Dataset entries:
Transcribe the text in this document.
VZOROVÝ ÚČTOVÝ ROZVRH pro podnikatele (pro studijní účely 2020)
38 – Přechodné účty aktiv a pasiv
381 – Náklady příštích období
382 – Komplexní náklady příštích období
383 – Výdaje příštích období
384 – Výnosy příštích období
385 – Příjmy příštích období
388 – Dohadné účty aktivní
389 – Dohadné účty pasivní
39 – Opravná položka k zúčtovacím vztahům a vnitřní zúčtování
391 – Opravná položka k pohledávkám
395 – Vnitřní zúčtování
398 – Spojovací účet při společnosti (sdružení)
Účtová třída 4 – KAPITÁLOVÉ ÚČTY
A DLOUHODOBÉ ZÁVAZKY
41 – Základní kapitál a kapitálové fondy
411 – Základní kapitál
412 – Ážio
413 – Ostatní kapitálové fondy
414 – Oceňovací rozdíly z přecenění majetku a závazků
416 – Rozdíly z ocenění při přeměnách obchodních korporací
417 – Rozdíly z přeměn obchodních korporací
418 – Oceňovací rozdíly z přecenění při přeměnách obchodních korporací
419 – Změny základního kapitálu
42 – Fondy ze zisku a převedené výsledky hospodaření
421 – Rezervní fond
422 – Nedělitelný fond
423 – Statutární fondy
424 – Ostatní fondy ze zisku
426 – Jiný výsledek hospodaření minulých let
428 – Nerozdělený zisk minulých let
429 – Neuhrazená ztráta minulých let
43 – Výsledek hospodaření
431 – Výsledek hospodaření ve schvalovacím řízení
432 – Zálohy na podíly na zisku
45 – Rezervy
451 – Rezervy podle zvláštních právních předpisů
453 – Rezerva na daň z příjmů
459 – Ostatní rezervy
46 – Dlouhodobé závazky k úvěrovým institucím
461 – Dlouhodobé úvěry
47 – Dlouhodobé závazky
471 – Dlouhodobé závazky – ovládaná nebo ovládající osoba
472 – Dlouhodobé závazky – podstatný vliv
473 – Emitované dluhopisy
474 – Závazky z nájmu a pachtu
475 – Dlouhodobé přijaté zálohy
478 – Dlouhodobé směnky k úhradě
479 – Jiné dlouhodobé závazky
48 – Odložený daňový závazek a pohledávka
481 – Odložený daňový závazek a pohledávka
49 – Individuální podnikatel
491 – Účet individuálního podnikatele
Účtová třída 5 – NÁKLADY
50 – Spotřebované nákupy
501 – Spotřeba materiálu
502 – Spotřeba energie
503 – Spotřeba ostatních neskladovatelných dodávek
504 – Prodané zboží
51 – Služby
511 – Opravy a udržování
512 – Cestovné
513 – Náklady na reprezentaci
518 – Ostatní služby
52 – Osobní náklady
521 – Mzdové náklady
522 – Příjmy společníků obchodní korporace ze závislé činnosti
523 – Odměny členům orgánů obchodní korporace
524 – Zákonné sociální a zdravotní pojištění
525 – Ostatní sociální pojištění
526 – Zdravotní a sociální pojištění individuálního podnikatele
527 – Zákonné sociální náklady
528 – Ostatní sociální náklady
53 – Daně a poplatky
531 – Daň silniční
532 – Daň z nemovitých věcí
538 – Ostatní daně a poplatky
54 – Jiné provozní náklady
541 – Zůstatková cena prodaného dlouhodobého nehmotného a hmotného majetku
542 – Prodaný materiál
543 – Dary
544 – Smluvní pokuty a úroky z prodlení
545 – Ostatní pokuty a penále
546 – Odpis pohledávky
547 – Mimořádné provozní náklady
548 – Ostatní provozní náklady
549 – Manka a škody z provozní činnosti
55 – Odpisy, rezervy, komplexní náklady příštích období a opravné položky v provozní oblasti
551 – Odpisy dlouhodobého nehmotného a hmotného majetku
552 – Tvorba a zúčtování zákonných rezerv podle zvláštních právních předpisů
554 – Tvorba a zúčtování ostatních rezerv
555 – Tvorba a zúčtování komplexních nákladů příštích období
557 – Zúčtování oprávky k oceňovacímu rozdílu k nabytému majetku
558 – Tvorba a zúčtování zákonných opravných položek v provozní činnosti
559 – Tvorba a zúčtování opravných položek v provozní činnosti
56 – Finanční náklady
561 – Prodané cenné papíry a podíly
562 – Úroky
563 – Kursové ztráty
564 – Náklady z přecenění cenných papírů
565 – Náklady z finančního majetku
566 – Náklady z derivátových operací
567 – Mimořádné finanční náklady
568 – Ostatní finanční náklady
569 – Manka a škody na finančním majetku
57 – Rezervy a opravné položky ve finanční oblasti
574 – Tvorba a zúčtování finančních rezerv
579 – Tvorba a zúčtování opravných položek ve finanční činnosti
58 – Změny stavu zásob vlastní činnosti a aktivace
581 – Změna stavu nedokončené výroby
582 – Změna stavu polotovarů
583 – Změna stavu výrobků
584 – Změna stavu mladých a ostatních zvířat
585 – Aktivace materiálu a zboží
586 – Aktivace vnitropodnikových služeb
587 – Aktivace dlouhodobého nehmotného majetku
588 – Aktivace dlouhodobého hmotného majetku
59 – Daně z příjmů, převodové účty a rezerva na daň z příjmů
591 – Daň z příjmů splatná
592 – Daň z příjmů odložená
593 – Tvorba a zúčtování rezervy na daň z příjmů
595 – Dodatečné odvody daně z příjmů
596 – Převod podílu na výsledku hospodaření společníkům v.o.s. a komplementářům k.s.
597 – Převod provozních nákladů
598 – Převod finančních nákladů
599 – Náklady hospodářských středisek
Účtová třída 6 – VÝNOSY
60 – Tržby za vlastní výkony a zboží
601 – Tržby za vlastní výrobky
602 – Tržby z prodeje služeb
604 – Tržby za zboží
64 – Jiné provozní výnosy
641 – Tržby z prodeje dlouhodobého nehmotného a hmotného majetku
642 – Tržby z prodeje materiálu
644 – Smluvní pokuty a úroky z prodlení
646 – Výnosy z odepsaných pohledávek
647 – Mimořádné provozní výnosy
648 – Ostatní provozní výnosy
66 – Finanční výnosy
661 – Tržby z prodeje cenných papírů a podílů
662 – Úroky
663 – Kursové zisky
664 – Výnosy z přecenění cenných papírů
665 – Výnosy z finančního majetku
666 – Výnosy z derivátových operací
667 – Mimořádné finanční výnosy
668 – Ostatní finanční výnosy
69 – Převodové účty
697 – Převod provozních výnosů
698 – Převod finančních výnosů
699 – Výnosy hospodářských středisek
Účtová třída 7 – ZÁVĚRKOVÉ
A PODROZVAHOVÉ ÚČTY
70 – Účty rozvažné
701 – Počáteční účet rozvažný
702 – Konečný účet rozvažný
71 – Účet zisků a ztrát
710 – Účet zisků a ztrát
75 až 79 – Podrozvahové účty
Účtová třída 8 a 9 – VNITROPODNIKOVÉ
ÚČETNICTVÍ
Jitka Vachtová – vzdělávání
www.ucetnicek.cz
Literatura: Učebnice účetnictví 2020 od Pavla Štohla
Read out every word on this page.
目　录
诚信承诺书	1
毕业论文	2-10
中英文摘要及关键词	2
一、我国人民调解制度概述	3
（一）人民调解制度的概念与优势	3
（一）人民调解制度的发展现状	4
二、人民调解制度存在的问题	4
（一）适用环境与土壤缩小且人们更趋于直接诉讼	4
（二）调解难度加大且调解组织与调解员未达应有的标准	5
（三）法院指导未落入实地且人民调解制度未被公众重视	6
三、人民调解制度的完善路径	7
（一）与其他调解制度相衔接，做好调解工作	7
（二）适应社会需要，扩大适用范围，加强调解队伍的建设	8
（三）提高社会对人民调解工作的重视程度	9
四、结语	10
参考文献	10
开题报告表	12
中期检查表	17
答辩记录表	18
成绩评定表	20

Task brief.
Every line of the data above should be copied exactly.

Exercise result.
Transcribe the text in this document.
VZOROVÝ ÚČTOVÝ ROZVRH pro podnikatele (pro studijní účely 2020)
38 – Přechodné účty aktiv a pasiv
381 – Náklady příštích období
382 – Komplexní náklady příštích období
383 – Výdaje příštích období
384 – Výnosy příštích období
385 – Příjmy příštích období
388 – Dohadné účty aktivní
389 – Dohadné účty pasivní
39 – Opravná položka k zúčtovacím vztahům a vnitřní zúčtování
391 – Opravná položka k pohledávkám
395 – Vnitřní zúčtování
398 – Spojovací účet při společnosti (sdružení)
Účtová třída 4 – KAPITÁLOVÉ ÚČTY
A DLOUHODOBÉ ZÁVAZKY
41 – Základní kapitál a kapitálové fondy
411 – Základní kapitál
412 – Ážio
413 – Ostatní kapitálové fondy
414 – Oceňovací rozdíly z přecenění majetku a závazků
416 – Rozdíly z ocenění při přeměnách obchodních korporací
417 – Rozdíly z přeměn obchodních korporací
418 – Oceňovací rozdíly z přecenění při přeměnách obchodních korporací
419 – Změny základního kapitálu
42 – Fondy ze zisku a převedené výsledky hospodaření
421 – Rezervní fond
422 – Nedělitelný fond
423 – Statutární fondy
424 – Ostatní fondy ze zisku
426 – Jiný výsledek hospodaření minulých let
428 – Nerozdělený zisk minulých let
429 – Neuhrazená ztráta minulých let
43 – Výsledek hospodaření
431 – Výsledek hospodaření ve schvalovacím řízení
432 – Zálohy na podíly na zisku
45 – Rezervy
451 – Rezervy podle zvláštních právních předpisů
453 – Rezerva na daň z příjmů
459 – Ostatní rezervy
46 – Dlouhodobé závazky k úvěrovým institucím
461 – Dlouhodobé úvěry
47 – Dlouhodobé závazky
471 – Dlouhodobé závazky – ovládaná nebo ovládající osoba
472 – Dlouhodobé závazky – podstatný vliv
473 – Emitované dluhopisy
474 – Závazky z nájmu a pachtu
475 – Dlouhodobé přijaté zálohy
478 – Dlouhodobé směnky k úhradě
479 – Jiné dlouhodobé závazky
48 – Odložený daňový závazek a pohledávka
481 – Odložený daňový závazek a pohledávka
49 – Individuální podnikatel
491 – Účet individuálního podnikatele
Účtová třída 5 – NÁKLADY
50 – Spotřebované nákupy
501 – Spotřeba materiálu
502 – Spotřeba energie
503 – Spotřeba ostatních neskladovatelných dodávek
504 – Prodané zboží
51 – Služby
511 – Opravy a udržování
512 – Cestovné
513 – Náklady na reprezentaci
518 – Ostatní služby
52 – Osobní náklady
521 – Mzdové náklady
522 – Příjmy společníků obchodní korporace ze závislé činnosti
523 – Odměny členům orgánů obchodní korporace
524 – Zákonné sociální a zdravotní pojištění
525 – Ostatní sociální pojištění
526 – Zdravotní a sociální pojištění individuálního podnikatele
527 – Zákonné sociální náklady
528 – Ostatní sociální náklady
53 – Daně a poplatky
531 – Daň silniční
532 – Daň z nemovitých věcí
538 – Ostatní daně a poplatky
54 – Jiné provozní náklady
541 – Zůstatková cena prodaného dlouhodobého nehmotného a hmotného majetku
542 – Prodaný materiál
543 – Dary
544 – Smluvní pokuty a úroky z prodlení
545 – Ostatní pokuty a penále
546 – Odpis pohledávky
547 – Mimořádné provozní náklady
548 – Ostatní provozní náklady
549 – Manka a škody z provozní činnosti
55 – Odpisy, rezervy, komplexní náklady příštích období a opravné položky v provozní oblasti
551 – Odpisy dlouhodobého nehmotného a hmotného majetku
552 – Tvorba a zúčtování zákonných rezerv podle zvláštních právních předpisů
554 – Tvorba a zúčtování ostatních rezerv
555 – Tvorba a zúčtování komplexních nákladů příštích období
557 – Zúčtování oprávky k oceňovacímu rozdílu k nabytému majetku
558 – Tvorba a zúčtování zákonných opravných položek v provozní činnosti
559 – Tvorba a zúčtování opravných položek v provozní činnosti
56 – Finanční náklady
561 – Prodané cenné papíry a podíly
562 – Úroky
563 – Kursové ztráty
564 – Náklady z přecenění cenných papírů
565 – Náklady z finančního majetku
566 – Náklady z derivátových operací
567 – Mimořádné finanční náklady
568 – Ostatní finanční náklady
569 – Manka a škody na finančním majetku
57 – Rezervy a opravné položky ve finanční oblasti
574 – Tvorba a zúčtování finančních rezerv
579 – Tvorba a zúčtování opravných položek ve finanční činnosti
58 – Změny stavu zásob vlastní činnosti a aktivace
581 – Změna stavu nedokončené výroby
582 – Změna stavu polotovarů
583 – Změna stavu výrobků
584 – Změna stavu mladých a ostatních zvířat
585 – Aktivace materiálu a zboží
586 – Aktivace vnitropodnikových služeb
587 – Aktivace dlouhodobého nehmotného majetku
588 – Aktivace dlouhodobého hmotného majetku
59 – Daně z příjmů, převodové účty a rezerva na daň z příjmů
591 – Daň z příjmů splatná
592 – Daň z příjmů odložená
593 – Tvorba a zúčtování rezervy na daň z příjmů
595 – Dodatečné odvody daně z příjmů
596 – Převod podílu na výsledku hospodaření společníkům v.o.s. a komplementářům k.s.
597 – Převod provozních nákladů
598 – Převod finančních nákladů
599 – Náklady hospodářských středisek
Účtová třída 6 – VÝNOSY
60 – Tržby za vlastní výkony a zboží
601 – Tržby za vlastní výrobky
602 – Tržby z prodeje služeb
604 – Tržby za zboží
64 – Jiné provozní výnosy
641 – Tržby z prodeje dlouhodobého nehmotného a hmotného majetku
642 – Tržby z prodeje materiálu
644 – Smluvní pokuty a úroky z prodlení
646 – Výnosy z odepsaných pohledávek
647 – Mimořádné provozní výnosy
648 – Ostatní provozní výnosy
66 – Finanční výnosy
661 – Tržby z prodeje cenných papírů a podílů
662 – Úroky
663 – Kursové zisky
664 – Výnosy z přecenění cenných papírů
665 – Výnosy z finančního majetku
666 – Výnosy z derivátových operací
667 – Mimořádné finanční výnosy
668 – Ostatní finanční výnosy
69 – Převodové účty
697 – Převod provozních výnosů
698 – Převod finančních výnosů
699 – Výnosy hospodářských středisek
Účtová třída 7 – ZÁVĚRKOVÉ
A PODROZVAHOVÉ ÚČTY
70 – Účty rozvažné
701 – Počáteční účet rozvažný
702 – Konečný účet rozvažný
71 – Účet zisků a ztrát
710 – Účet zisků a ztrát
75 až 79 – Podrozvahové účty
Účtová třída 8 a 9 – VNITROPODNIKOVÉ
ÚČETNICTVÍ
Jitka Vachtová – vzdělávání
www.ucetnicek.cz
Literatura: Učebnice účetnictví 2020 od Pavla Štohla
Read out every word on this page.
目　录
诚信承诺书	1
毕业论文	2-10
中英文摘要及关键词	2
一、我国人民调解制度概述	3
（一）人民调解制度的概念与优势	3
（一）人民调解制度的发展现状	4
二、人民调解制度存在的问题	4
（一）适用环境与土壤缩小且人们更趋于直接诉讼	4
（二）调解难度加大且调解组织与调解员未达应有的标准	5
（三）法院指导未落入实地且人民调解制度未被公众重视	6
三、人民调解制度的完善路径	7
（一）与其他调解制度相衔接，做好调解工作	7
（二）适应社会需要，扩大适用范围，加强调解队伍的建设	8
（三）提高社会对人民调解工作的重视程度	9
四、结语	10
参考文献	10
开题报告表	12
中期检查表	17
答辩记录表	18
成绩评定表	20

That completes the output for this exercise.